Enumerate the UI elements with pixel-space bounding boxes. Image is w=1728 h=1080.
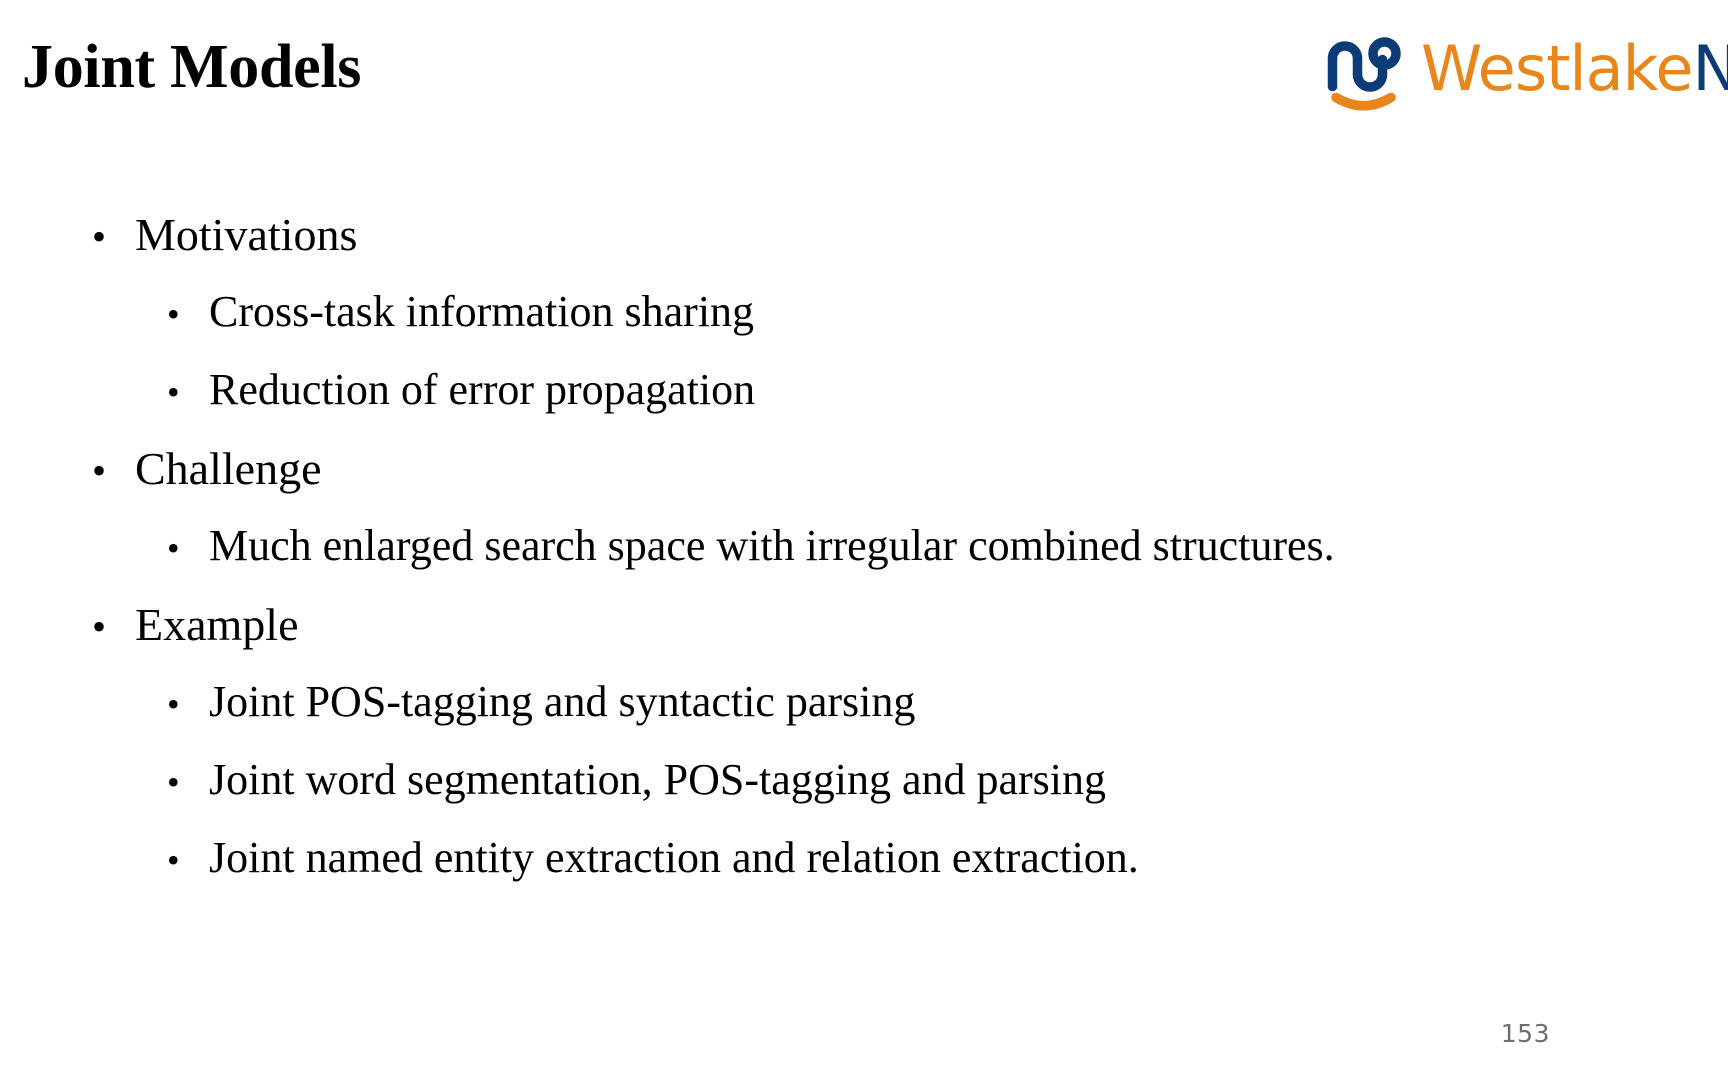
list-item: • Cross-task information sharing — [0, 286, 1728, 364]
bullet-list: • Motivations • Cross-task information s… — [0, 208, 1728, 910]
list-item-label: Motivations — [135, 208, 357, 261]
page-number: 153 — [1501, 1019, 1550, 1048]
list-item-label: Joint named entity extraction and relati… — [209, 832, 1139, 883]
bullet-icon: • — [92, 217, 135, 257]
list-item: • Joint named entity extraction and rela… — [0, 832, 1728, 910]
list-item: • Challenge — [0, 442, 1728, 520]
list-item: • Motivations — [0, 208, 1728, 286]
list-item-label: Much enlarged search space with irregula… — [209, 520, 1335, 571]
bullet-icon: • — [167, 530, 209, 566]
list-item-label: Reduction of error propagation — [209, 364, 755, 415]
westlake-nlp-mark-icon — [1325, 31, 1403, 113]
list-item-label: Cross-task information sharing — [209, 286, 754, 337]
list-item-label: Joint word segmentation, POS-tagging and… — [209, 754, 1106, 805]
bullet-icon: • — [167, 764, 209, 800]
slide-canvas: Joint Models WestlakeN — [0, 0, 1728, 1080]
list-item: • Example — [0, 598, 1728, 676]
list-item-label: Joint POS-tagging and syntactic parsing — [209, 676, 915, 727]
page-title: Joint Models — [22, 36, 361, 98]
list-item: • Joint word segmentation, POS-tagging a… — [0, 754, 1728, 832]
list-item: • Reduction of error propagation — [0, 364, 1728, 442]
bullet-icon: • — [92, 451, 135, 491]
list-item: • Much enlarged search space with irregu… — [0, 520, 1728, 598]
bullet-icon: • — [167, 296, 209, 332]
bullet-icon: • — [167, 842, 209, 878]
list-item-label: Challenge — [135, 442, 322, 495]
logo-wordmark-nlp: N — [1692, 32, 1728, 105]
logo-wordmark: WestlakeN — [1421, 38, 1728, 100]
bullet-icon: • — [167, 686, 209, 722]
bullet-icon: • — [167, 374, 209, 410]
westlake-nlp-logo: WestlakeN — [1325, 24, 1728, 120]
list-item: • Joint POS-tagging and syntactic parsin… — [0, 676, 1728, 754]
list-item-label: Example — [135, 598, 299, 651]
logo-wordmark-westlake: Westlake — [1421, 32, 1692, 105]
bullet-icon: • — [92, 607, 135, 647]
==
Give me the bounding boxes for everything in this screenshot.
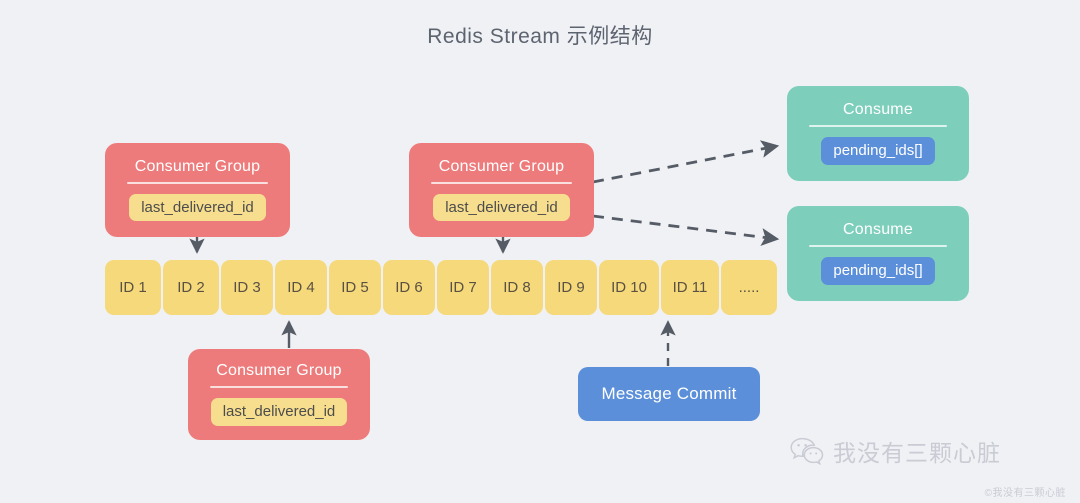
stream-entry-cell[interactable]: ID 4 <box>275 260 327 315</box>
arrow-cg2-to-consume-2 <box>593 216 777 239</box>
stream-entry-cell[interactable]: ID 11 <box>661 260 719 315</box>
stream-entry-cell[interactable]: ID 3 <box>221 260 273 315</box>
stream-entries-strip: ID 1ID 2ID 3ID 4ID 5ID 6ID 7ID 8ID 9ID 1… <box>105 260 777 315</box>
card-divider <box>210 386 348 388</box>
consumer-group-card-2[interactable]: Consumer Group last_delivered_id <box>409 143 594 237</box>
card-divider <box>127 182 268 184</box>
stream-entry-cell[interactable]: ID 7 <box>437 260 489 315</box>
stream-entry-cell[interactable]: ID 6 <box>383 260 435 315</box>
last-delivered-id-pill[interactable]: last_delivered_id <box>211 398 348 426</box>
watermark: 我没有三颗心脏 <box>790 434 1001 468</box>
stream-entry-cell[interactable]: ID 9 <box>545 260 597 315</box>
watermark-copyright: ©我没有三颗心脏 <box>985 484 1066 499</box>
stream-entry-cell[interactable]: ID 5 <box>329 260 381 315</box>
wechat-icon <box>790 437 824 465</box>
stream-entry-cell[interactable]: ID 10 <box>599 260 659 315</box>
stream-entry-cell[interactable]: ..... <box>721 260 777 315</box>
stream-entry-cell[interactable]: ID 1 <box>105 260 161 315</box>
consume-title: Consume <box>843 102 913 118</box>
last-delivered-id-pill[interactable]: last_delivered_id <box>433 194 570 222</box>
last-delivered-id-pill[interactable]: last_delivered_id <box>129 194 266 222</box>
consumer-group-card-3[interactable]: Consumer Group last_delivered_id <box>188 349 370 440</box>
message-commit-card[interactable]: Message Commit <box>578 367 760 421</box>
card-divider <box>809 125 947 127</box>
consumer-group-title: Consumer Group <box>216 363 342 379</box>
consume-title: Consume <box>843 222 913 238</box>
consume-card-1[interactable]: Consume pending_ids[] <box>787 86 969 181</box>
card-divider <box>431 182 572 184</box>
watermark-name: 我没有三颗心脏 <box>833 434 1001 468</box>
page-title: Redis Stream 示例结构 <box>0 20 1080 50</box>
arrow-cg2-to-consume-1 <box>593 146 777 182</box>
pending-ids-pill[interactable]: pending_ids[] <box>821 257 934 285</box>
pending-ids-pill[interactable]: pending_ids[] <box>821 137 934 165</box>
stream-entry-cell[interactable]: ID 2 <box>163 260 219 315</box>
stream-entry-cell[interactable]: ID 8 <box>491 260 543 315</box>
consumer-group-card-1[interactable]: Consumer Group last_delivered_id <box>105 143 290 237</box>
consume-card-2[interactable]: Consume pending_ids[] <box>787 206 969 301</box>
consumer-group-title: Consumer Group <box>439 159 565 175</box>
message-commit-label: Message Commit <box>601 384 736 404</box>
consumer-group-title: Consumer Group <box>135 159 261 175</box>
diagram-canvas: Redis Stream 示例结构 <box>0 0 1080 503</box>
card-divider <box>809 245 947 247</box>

■ To do
Please change "Challenge" to "Difficulty" in the part of the data that opens with the line containing "list-item: • Cross-task" and closes with the line containing "westlake-nlp-mark-icon — [1325, 31, 1403, 113]". Give back only those lines, with everything else kept the same.

■ Answer to the exercise
list-item: • Cross-task information sharing — [0, 286, 1728, 364]
bullet-list: • Motivations • Cross-task information s… — [0, 208, 1728, 910]
list-item-label: Motivations — [135, 208, 357, 261]
page-number: 153 — [1501, 1019, 1550, 1048]
list-item-label: Joint named entity extraction and relati… — [209, 832, 1139, 883]
bullet-icon: • — [92, 217, 135, 257]
list-item: • Joint named entity extraction and rela… — [0, 832, 1728, 910]
list-item: • Difficulty — [0, 442, 1728, 520]
list-item: • Motivations — [0, 208, 1728, 286]
list-item-label: Much enlarged search space with irregula… — [209, 520, 1335, 571]
bullet-icon: • — [167, 530, 209, 566]
list-item-label: Reduction of error propagation — [209, 364, 755, 415]
westlake-nlp-mark-icon — [1325, 31, 1403, 113]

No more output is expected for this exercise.